[DATA SUPPLIED]

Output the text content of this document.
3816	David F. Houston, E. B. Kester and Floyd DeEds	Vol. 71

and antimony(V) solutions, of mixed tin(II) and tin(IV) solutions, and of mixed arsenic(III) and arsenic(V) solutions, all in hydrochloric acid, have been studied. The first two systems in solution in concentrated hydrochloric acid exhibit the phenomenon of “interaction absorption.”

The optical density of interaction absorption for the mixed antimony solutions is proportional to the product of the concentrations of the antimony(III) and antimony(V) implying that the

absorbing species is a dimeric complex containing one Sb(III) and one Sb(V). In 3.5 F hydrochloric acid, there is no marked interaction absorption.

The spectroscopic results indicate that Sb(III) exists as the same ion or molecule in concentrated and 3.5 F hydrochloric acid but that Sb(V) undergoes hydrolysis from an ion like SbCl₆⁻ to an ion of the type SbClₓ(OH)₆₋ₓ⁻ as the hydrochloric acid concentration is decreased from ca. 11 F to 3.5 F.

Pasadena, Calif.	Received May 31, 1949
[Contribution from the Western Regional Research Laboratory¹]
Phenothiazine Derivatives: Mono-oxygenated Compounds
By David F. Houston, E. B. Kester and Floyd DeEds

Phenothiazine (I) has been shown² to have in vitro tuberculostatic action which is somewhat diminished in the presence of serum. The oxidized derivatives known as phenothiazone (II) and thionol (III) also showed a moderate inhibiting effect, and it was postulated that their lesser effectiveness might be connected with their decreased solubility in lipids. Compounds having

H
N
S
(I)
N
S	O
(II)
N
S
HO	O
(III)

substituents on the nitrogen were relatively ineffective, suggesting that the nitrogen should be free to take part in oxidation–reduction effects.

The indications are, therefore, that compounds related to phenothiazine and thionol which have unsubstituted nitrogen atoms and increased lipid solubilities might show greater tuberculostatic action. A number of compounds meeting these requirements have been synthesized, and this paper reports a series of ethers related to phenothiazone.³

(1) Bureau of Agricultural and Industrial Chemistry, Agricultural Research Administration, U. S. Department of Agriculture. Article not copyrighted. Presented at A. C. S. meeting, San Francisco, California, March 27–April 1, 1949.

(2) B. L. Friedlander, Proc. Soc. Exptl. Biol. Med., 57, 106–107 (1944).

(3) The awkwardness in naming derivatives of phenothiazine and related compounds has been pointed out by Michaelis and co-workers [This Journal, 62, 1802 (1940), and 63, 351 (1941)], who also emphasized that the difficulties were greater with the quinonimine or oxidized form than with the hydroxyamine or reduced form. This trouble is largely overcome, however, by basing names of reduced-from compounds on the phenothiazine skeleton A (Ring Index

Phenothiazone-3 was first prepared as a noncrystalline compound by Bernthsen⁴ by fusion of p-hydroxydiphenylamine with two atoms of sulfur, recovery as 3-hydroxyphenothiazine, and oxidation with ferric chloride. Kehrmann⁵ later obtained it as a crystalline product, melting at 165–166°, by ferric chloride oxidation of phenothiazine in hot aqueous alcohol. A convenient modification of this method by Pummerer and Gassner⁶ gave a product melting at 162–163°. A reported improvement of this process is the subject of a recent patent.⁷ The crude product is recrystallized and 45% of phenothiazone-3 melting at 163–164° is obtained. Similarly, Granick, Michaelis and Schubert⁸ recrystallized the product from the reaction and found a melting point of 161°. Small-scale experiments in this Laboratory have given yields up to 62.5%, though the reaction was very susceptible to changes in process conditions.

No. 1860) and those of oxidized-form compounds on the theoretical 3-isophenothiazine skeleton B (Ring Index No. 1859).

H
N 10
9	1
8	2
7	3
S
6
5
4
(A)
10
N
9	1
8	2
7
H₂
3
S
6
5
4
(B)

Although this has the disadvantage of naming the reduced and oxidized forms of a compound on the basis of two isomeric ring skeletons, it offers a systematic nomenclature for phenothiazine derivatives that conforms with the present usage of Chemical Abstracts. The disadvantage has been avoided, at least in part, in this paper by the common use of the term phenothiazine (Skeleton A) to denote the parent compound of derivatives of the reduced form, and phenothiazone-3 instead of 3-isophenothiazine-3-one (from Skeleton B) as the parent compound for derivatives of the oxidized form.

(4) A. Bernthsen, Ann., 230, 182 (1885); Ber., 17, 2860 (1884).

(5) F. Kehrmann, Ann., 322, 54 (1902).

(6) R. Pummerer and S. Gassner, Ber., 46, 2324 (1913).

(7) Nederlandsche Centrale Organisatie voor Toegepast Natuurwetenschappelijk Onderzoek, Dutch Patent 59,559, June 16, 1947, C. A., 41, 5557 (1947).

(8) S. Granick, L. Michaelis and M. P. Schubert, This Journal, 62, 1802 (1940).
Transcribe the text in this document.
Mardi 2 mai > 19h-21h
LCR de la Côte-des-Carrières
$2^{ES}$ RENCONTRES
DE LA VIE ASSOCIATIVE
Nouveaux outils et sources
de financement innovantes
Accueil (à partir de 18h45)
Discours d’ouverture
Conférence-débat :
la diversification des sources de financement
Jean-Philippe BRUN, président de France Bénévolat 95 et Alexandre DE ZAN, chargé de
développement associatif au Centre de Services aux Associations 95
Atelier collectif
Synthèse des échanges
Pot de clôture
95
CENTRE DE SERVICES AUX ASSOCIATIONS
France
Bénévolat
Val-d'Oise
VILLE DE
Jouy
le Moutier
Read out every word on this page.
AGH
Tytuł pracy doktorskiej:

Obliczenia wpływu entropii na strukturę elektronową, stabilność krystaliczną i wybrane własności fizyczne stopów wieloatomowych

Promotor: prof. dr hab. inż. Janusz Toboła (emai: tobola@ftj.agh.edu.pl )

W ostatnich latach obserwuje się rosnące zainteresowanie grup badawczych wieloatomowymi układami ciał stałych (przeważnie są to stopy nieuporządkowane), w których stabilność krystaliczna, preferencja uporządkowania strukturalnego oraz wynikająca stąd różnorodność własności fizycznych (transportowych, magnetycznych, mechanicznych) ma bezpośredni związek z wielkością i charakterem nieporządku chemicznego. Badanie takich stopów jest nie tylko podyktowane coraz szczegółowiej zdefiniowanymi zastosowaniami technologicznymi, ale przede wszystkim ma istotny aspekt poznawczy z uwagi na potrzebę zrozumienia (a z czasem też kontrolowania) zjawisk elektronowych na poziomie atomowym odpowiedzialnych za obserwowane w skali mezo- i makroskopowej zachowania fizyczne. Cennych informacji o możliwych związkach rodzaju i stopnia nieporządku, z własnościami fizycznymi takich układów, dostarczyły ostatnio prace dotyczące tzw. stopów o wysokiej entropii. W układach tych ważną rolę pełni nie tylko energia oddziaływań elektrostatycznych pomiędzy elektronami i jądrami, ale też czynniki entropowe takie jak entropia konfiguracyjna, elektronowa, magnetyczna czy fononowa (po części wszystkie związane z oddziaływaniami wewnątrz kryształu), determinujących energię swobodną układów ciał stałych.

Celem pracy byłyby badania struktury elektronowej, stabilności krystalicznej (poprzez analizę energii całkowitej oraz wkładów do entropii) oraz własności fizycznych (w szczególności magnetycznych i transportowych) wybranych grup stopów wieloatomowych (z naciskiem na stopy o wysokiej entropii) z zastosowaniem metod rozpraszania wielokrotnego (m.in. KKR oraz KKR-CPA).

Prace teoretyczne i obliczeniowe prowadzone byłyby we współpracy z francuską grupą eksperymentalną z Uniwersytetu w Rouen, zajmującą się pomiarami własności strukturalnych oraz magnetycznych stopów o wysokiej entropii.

[TASK TO CARRY OUT] Using the listing above, show every line that includes the string "which".

[RESPONSE TO THE TASK]
Phenothiazine (I) has been shown² to have in vitro tuberculostatic action which is somewhat diminished in the presence of serum. The oxidized derivatives known as phenothiazone (II) and thionol (III) also showed a moderate inhibiting effect, and it was postulated that their lesser effectiveness might be connected with their decreased solubility in lipids. Compounds having
The indications are, therefore, that compounds related to phenothiazine and thionol which have unsubstituted nitrogen atoms and increased lipid solubilities might show greater tuberculostatic action. A number of compounds meeting these requirements have been synthesized, and this paper reports a series of ethers related to phenothiazone.³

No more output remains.